DATASET ROWS -
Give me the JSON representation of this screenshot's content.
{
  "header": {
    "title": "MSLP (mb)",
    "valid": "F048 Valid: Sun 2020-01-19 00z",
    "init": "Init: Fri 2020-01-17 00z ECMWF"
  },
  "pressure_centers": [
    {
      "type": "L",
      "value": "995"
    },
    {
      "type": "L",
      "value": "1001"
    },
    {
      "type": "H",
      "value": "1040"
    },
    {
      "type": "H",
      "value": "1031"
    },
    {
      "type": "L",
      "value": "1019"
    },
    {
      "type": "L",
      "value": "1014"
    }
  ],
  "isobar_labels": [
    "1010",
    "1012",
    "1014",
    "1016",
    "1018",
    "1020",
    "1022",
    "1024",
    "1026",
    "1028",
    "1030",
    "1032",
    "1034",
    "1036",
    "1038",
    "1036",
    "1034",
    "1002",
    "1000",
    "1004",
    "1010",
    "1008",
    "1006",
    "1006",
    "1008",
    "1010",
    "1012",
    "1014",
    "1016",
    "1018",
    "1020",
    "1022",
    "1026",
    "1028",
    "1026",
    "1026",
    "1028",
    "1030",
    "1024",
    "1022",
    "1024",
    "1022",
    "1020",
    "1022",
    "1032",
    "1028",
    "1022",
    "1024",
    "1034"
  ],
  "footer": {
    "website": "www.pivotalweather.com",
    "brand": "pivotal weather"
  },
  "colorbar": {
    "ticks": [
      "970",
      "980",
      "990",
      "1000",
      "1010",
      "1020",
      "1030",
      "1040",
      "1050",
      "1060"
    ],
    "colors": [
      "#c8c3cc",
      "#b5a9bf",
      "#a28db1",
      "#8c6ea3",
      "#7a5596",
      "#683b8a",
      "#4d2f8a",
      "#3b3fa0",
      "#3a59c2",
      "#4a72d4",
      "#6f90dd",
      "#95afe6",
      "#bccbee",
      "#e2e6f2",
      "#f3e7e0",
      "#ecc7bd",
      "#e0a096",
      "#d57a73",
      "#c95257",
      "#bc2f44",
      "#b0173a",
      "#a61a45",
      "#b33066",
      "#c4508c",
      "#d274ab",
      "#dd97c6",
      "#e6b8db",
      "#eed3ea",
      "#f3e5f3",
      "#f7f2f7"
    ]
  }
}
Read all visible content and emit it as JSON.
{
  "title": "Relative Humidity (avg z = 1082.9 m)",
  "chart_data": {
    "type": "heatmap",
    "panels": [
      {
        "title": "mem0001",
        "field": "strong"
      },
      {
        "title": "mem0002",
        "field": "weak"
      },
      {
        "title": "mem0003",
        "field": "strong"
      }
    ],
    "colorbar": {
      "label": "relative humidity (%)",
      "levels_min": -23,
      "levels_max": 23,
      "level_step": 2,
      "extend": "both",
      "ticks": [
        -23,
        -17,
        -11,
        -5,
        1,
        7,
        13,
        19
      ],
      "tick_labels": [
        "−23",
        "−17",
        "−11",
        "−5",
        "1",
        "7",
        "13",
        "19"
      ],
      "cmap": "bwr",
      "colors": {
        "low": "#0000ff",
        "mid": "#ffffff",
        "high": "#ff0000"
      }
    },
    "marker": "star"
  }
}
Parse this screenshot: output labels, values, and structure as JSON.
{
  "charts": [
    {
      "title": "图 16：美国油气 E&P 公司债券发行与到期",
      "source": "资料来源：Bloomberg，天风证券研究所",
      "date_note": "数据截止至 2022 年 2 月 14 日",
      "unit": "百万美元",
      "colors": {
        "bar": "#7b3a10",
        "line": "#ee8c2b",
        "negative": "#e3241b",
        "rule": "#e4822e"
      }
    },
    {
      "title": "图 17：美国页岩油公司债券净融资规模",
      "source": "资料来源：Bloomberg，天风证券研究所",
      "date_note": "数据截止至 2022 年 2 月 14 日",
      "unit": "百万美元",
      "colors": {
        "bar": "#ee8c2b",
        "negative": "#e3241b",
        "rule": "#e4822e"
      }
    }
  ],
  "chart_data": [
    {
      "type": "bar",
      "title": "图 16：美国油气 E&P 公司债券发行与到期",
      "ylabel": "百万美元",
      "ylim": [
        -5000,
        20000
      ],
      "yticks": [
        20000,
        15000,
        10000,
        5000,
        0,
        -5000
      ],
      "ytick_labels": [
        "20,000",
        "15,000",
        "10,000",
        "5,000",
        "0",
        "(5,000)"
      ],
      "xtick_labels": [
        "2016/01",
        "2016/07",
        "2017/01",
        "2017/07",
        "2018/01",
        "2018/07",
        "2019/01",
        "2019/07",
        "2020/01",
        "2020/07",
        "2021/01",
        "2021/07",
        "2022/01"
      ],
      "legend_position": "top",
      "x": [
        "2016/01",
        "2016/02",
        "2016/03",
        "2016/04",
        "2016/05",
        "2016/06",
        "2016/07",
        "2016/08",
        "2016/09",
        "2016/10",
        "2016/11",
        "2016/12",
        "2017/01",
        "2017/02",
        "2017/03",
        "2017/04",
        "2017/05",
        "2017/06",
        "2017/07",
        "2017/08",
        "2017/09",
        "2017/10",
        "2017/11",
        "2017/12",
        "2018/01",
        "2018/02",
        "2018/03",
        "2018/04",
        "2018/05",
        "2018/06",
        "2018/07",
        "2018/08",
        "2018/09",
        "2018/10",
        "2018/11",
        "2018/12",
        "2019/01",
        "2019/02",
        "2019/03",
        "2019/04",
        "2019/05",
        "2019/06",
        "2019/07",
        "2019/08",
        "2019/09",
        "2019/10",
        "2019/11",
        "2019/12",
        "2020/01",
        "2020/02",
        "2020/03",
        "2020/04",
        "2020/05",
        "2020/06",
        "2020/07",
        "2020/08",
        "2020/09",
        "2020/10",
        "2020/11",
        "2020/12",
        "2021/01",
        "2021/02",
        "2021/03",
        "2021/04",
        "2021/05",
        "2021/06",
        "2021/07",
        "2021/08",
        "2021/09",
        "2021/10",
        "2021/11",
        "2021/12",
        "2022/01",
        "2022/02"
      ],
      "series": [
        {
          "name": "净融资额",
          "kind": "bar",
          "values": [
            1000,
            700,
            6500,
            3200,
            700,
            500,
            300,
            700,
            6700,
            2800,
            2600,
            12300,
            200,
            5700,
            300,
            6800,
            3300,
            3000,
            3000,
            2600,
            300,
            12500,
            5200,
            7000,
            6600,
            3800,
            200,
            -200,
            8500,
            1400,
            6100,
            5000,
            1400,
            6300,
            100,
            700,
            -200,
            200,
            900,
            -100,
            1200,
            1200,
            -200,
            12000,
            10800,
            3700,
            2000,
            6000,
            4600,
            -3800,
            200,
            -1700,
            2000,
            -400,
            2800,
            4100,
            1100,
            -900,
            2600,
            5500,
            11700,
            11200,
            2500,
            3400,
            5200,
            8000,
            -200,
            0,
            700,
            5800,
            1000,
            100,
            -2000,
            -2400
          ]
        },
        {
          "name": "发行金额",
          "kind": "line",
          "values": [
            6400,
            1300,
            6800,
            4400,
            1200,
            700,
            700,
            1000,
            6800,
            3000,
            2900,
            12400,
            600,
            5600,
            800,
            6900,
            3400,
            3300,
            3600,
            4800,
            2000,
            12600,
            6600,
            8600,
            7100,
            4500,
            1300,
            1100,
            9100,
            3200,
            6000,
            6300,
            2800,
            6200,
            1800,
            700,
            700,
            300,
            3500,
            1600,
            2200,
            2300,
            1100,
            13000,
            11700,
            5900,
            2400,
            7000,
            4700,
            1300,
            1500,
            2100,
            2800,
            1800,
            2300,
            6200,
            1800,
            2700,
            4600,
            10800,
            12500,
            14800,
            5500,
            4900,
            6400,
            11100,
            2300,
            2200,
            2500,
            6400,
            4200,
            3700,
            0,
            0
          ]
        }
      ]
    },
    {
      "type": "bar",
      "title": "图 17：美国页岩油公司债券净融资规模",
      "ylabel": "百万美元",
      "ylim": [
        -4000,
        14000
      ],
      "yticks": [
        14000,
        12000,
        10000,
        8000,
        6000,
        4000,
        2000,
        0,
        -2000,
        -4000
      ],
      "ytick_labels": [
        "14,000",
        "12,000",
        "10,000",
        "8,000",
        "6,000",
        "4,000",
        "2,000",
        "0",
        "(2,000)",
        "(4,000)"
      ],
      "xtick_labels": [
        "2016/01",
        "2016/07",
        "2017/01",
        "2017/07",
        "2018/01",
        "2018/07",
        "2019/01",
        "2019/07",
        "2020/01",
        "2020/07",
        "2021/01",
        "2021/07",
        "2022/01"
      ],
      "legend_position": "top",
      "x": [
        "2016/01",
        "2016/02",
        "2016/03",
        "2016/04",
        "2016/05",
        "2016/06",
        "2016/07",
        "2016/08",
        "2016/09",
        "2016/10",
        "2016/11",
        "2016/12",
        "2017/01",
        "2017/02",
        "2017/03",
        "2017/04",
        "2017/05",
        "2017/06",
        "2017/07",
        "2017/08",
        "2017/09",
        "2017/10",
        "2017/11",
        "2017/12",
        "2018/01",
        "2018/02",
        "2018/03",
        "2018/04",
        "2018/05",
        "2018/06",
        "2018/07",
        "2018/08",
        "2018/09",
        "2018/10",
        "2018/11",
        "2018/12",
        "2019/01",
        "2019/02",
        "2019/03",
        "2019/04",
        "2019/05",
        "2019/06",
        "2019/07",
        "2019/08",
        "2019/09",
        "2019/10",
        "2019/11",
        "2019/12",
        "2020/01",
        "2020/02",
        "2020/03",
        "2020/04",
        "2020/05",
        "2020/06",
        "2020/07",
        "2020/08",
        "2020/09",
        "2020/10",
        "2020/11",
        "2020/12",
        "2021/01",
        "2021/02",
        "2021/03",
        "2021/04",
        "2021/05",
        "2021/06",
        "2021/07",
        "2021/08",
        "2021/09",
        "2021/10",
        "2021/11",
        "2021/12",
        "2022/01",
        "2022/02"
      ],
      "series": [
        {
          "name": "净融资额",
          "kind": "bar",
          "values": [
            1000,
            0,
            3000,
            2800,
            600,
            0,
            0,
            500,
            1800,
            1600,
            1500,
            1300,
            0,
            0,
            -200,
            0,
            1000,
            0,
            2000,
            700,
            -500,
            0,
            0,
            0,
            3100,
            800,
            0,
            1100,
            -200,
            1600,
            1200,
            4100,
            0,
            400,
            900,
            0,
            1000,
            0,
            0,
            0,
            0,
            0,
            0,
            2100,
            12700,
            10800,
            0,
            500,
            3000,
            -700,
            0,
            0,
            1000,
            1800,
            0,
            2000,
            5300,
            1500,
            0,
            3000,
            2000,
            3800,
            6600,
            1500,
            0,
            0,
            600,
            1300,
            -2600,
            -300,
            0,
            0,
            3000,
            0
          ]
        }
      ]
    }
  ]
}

GOAL - Gather all lines where the word "screenshot" appears.

RIGHT ANSWER -
Give me the JSON representation of this screenshot's content.
Parse this screenshot: output labels, values, and structure as JSON.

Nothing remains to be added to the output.